— Start EXERCISE MATERIAL —
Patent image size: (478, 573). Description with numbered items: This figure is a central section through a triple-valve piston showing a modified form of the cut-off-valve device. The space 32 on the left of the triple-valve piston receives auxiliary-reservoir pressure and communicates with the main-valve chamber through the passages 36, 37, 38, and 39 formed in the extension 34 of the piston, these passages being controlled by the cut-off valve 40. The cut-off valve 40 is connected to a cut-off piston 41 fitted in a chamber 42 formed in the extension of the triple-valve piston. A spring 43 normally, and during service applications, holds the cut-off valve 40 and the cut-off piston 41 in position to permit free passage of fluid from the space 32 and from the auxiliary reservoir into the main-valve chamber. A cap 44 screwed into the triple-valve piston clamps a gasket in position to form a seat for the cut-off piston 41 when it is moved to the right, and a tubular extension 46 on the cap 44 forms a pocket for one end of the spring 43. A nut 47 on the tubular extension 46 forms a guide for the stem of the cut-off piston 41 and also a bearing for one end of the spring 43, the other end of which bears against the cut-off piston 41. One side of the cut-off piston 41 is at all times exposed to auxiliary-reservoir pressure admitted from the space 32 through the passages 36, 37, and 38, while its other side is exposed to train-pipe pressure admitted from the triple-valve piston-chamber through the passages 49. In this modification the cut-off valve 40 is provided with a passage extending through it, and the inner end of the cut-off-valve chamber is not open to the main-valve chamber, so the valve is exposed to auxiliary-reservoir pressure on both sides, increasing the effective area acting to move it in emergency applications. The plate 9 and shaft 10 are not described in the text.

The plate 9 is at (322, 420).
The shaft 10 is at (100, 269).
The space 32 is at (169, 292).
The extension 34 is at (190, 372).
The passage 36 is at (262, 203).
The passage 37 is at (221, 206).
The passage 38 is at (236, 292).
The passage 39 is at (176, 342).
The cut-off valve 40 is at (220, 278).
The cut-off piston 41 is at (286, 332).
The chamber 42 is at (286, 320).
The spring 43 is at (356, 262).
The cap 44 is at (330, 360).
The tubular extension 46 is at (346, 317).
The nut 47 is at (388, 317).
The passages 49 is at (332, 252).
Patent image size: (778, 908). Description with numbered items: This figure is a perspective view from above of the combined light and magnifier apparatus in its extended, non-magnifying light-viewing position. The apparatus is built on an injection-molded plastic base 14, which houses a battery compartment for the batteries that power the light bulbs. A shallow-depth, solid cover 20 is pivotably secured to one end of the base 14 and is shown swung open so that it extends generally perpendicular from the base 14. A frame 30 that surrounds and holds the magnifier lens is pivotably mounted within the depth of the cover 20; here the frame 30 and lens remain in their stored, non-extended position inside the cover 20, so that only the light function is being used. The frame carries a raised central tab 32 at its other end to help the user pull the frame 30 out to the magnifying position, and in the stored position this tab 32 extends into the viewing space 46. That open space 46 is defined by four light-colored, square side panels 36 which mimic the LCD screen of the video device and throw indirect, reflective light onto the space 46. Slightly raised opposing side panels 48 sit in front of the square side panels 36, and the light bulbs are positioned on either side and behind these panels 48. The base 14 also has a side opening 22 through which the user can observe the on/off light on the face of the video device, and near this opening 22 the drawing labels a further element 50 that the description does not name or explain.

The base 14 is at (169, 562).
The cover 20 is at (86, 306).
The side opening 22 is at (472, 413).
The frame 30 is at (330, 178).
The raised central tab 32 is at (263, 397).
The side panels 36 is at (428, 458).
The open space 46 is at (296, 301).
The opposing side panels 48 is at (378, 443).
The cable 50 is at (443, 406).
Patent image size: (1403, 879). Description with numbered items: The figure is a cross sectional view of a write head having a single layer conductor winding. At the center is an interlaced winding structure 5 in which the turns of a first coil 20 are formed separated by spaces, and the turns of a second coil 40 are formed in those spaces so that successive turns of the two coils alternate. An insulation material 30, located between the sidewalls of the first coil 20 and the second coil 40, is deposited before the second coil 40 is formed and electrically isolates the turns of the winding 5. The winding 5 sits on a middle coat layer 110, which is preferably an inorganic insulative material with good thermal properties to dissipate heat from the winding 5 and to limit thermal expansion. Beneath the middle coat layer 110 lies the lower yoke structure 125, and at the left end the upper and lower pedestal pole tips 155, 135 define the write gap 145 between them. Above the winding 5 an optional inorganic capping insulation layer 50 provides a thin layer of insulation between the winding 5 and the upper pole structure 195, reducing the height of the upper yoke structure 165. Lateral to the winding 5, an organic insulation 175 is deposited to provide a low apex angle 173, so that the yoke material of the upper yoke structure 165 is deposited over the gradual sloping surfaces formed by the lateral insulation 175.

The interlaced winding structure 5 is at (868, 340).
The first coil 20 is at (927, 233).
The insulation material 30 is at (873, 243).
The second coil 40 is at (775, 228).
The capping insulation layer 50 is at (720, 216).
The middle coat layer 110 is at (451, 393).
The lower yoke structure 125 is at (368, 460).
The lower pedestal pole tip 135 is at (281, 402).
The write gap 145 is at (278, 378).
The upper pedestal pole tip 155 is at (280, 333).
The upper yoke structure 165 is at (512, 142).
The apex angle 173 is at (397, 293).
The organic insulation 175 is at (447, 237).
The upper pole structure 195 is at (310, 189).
— End EXERCISE MATERIAL —
Turn the rows above into a numbered list, beginning with the line that contains "Patent image size: (1403, 879)." and continuing through the line that contains "The first coil 20 is at (927, 233).", both included. Leave out any blank lines.

1. Patent image size: (1403, 879). Description with numbered items: The figure is a cross sectional view of a write head having a single layer conductor winding. At the center is an interlaced winding structure 5 in which the turns of a first coil 20 are formed separated by spaces, and the turns of a second coil 40 are formed in those spaces so that successive turns of the two coils alternate. An insulation material 30, located between the sidewalls of the first coil 20 and the second coil 40, is deposited before the second coil 40 is formed and electrically isolates the turns of the winding 5. The winding 5 sits on a middle coat layer 110, which is preferably an inorganic insulative material with good thermal properties to dissipate heat from the winding 5 and to limit thermal expansion. Beneath the middle coat layer 110 lies the lower yoke structure 125, and at the left end the upper and lower pedestal pole tips 155, 135 define the write gap 145 between them. Above the winding 5 an optional inorganic capping insulation layer 50 provides a thin layer of insulation between the winding 5 and the upper pole structure 195, reducing the height of the upper yoke structure 165. Lateral to the winding 5, an organic insulation 175 is deposited to provide a low apex angle 173, so that the yoke material of the upper yoke structure 165 is deposited over the gradual sloping surfaces formed by the lateral insulation 175.
2. The interlaced winding structure 5 is at (868, 340).
3. The first coil 20 is at (927, 233).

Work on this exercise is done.